:: GIVEN DATA ::
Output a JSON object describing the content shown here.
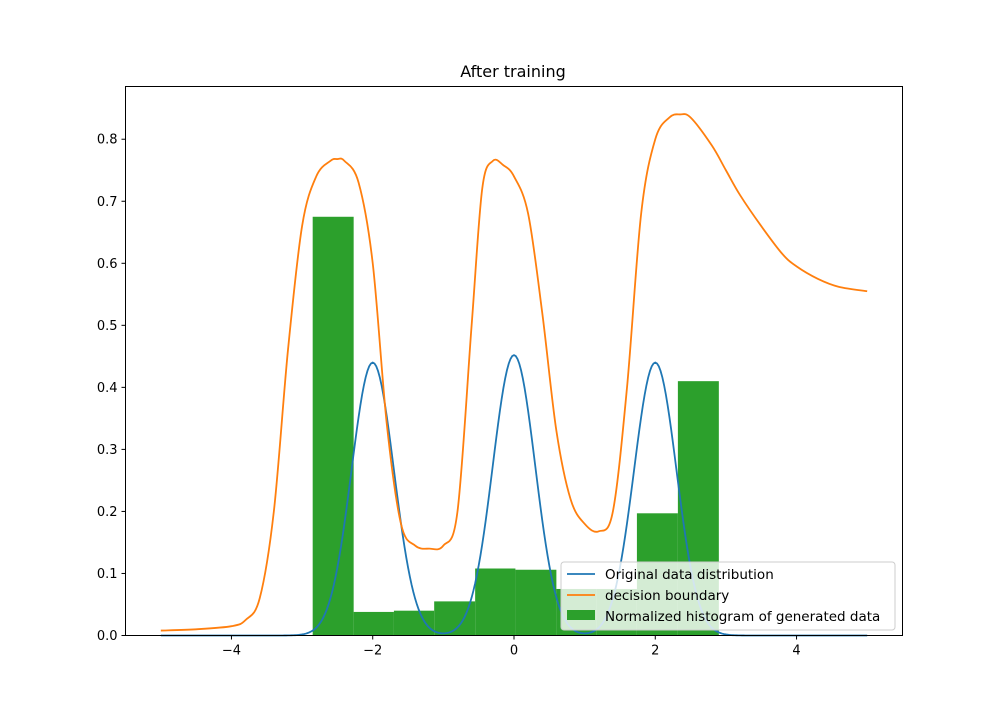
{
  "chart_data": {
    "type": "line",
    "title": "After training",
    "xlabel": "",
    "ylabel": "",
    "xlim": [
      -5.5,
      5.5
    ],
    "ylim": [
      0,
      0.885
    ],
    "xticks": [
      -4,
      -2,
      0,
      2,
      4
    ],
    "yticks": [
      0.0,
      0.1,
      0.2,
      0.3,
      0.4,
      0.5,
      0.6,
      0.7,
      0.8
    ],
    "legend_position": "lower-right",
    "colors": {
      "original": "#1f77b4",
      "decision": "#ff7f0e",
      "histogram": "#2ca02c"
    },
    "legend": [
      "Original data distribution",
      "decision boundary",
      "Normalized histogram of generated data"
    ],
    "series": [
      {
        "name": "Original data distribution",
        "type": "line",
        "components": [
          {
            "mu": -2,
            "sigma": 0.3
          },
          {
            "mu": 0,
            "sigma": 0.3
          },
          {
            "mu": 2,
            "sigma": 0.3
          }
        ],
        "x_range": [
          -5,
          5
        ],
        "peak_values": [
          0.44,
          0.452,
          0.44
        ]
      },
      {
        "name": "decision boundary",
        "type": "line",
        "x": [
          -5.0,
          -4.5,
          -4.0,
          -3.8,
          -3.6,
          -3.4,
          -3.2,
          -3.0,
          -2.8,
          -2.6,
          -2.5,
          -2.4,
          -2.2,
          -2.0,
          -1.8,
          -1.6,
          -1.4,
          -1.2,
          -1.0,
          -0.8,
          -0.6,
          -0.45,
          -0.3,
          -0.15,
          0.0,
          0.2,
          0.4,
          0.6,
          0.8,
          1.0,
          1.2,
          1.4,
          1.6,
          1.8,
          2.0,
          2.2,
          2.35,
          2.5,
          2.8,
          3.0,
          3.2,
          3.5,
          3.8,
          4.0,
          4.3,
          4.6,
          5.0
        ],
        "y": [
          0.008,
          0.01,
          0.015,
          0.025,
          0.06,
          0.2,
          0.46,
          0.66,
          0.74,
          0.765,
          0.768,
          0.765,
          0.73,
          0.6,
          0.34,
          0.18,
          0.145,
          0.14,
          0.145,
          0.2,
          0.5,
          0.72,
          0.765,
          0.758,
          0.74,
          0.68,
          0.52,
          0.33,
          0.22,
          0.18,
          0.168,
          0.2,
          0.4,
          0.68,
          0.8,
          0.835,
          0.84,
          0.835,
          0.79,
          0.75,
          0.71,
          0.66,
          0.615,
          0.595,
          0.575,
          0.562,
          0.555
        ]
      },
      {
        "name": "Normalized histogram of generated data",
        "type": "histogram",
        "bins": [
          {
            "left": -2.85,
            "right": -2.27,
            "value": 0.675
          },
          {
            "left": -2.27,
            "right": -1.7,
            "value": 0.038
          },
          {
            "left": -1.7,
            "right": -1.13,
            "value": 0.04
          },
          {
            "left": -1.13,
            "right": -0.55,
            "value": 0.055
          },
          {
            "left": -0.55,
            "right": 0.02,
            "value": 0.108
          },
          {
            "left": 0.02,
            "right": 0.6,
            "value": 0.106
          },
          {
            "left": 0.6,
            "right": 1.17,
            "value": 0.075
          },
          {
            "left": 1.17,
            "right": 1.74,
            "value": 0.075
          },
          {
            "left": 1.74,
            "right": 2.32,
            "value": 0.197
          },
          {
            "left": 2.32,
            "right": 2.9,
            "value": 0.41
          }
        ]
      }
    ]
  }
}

:: EXERCISE GOAL ::
Print each line of the material above exactly, with the pictures removed from your copy.

:: FINAL ANSWER ::
Output a JSON object describing the content shown here.
{
  "chart_data": {
    "type": "line",
    "title": "After training",
    "xlabel": "",
    "ylabel": "",
    "xlim": [
      -5.5,
      5.5
    ],
    "ylim": [
      0,
      0.885
    ],
    "xticks": [
      -4,
      -2,
      0,
      2,
      4
    ],
    "yticks": [
      0.0,
      0.1,
      0.2,
      0.3,
      0.4,
      0.5,
      0.6,
      0.7,
      0.8
    ],
    "legend_position": "lower-right",
    "colors": {
      "original": "#1f77b4",
      "decision": "#ff7f0e",
      "histogram": "#2ca02c"
    },
    "legend": [
      "Original data distribution",
      "decision boundary",
      "Normalized histogram of generated data"
    ],
    "series": [
      {
        "name": "Original data distribution",
        "type": "line",
        "components": [
          {
            "mu": -2,
            "sigma": 0.3
          },
          {
            "mu": 0,
            "sigma": 0.3
          },
          {
            "mu": 2,
            "sigma": 0.3
          }
        ],
        "x_range": [
          -5,
          5
        ],
        "peak_values": [
          0.44,
          0.452,
          0.44
        ]
      },
      {
        "name": "decision boundary",
        "type": "line",
        "x": [
          -5.0,
          -4.5,
          -4.0,
          -3.8,
          -3.6,
          -3.4,
          -3.2,
          -3.0,
          -2.8,
          -2.6,
          -2.5,
          -2.4,
          -2.2,
          -2.0,
          -1.8,
          -1.6,
          -1.4,
          -1.2,
          -1.0,
          -0.8,
          -0.6,
          -0.45,
          -0.3,
          -0.15,
          0.0,
          0.2,
          0.4,
          0.6,
          0.8,
          1.0,
          1.2,
          1.4,
          1.6,
          1.8,
          2.0,
          2.2,
          2.35,
          2.5,
          2.8,
          3.0,
          3.2,
          3.5,
          3.8,
          4.0,
          4.3,
          4.6,
          5.0
        ],
        "y": [
          0.008,
          0.01,
          0.015,
          0.025,
          0.06,
          0.2,
          0.46,
          0.66,
          0.74,
          0.765,
          0.768,
          0.765,
          0.73,
          0.6,
          0.34,
          0.18,
          0.145,
          0.14,
          0.145,
          0.2,
          0.5,
          0.72,
          0.765,
          0.758,
          0.74,
          0.68,
          0.52,
          0.33,
          0.22,
          0.18,
          0.168,
          0.2,
          0.4,
          0.68,
          0.8,
          0.835,
          0.84,
          0.835,
          0.79,
          0.75,
          0.71,
          0.66,
          0.615,
          0.595,
          0.575,
          0.562,
          0.555
        ]
      },
      {
        "name": "Normalized histogram of generated data",
        "type": "histogram",
        "bins": [
          {
            "left": -2.85,
            "right": -2.27,
            "value": 0.675
          },
          {
            "left": -2.27,
            "right": -1.7,
            "value": 0.038
          },
          {
            "left": -1.7,
            "right": -1.13,
            "value": 0.04
          },
          {
            "left": -1.13,
            "right": -0.55,
            "value": 0.055
          },
          {
            "left": -0.55,
            "right": 0.02,
            "value": 0.108
          },
          {
            "left": 0.02,
            "right": 0.6,
            "value": 0.106
          },
          {
            "left": 0.6,
            "right": 1.17,
            "value": 0.075
          },
          {
            "left": 1.17,
            "right": 1.74,
            "value": 0.075
          },
          {
            "left": 1.74,
            "right": 2.32,
            "value": 0.197
          },
          {
            "left": 2.32,
            "right": 2.9,
            "value": 0.41
          }
        ]
      }
    ]
  }
}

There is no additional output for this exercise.